Element location listings
────────────────────────────────────────

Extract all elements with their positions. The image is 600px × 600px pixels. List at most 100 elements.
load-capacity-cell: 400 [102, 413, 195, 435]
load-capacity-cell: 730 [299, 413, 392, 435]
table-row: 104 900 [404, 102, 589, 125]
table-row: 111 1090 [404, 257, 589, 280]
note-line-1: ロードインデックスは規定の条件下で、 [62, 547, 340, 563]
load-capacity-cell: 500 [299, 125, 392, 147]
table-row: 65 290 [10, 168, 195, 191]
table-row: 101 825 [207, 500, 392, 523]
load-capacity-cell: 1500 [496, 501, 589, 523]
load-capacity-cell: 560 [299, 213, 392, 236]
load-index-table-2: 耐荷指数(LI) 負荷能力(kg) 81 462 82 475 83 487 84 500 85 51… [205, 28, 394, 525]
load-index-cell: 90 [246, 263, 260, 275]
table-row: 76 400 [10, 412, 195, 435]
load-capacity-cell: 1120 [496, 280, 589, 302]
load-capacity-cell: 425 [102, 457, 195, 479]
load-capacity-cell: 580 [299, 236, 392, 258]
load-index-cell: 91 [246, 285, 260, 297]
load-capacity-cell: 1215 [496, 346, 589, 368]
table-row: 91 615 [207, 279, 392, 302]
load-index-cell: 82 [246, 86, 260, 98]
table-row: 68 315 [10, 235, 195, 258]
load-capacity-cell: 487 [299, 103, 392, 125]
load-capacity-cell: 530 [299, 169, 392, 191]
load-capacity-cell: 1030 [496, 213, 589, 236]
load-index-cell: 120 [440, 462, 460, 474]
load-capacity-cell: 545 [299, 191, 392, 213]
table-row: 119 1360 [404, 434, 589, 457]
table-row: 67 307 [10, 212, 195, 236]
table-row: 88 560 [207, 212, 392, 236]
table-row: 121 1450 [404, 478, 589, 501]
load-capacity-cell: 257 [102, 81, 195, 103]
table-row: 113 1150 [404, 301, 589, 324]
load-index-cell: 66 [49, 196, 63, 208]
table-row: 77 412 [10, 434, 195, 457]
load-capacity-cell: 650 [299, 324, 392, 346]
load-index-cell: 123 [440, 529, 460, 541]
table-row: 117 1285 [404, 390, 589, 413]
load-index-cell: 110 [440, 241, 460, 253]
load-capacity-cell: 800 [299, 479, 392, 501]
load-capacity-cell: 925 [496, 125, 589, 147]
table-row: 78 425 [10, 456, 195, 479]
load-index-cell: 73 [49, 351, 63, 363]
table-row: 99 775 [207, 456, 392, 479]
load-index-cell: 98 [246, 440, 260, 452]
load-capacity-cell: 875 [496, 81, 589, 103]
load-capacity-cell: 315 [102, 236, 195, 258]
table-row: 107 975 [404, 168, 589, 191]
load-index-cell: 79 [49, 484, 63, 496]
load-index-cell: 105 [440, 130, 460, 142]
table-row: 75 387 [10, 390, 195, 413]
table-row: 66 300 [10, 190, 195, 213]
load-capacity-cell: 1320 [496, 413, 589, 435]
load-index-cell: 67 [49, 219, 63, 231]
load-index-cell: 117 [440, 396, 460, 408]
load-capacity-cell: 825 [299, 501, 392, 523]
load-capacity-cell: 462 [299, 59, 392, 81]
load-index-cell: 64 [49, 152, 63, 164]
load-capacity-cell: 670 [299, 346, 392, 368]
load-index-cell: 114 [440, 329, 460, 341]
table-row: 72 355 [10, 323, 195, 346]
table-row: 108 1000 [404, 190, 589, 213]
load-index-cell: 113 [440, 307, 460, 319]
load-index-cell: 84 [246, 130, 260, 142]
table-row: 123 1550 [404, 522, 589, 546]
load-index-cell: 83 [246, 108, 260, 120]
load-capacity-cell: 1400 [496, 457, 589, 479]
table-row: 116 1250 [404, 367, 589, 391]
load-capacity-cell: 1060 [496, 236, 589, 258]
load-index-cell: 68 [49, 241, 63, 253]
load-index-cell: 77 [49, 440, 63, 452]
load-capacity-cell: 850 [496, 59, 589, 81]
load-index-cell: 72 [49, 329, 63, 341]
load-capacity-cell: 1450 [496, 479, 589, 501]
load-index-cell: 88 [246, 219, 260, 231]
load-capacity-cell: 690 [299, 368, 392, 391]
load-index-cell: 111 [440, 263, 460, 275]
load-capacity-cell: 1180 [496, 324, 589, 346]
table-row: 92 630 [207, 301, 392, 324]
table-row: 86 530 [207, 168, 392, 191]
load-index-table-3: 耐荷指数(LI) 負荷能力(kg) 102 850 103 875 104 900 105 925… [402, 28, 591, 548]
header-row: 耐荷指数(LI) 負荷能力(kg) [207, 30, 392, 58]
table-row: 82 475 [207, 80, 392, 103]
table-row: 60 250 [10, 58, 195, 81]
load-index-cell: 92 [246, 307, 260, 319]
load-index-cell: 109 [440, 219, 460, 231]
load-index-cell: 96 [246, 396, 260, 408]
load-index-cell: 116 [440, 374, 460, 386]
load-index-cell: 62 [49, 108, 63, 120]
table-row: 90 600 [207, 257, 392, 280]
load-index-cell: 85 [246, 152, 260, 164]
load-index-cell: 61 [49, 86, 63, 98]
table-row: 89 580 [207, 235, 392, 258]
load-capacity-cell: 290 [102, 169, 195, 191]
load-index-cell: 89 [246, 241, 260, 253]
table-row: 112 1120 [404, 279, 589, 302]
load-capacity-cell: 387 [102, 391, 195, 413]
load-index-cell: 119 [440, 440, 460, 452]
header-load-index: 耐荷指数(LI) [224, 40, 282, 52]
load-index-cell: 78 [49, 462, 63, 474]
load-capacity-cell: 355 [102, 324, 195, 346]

────────────────────────────────────────

§ **PROBLEM TO WORK ON**: Repeat the material word for word from its first line up to and including the line containing "table-row: 104 900 [404, 102, 589, 125]".

§ **WORKED SOLUTION**:
Extract all elements with their positions. The image is 600px × 600px pixels. List at most 100 elements.
load-capacity-cell: 400 [102, 413, 195, 435]
load-capacity-cell: 730 [299, 413, 392, 435]
table-row: 104 900 [404, 102, 589, 125]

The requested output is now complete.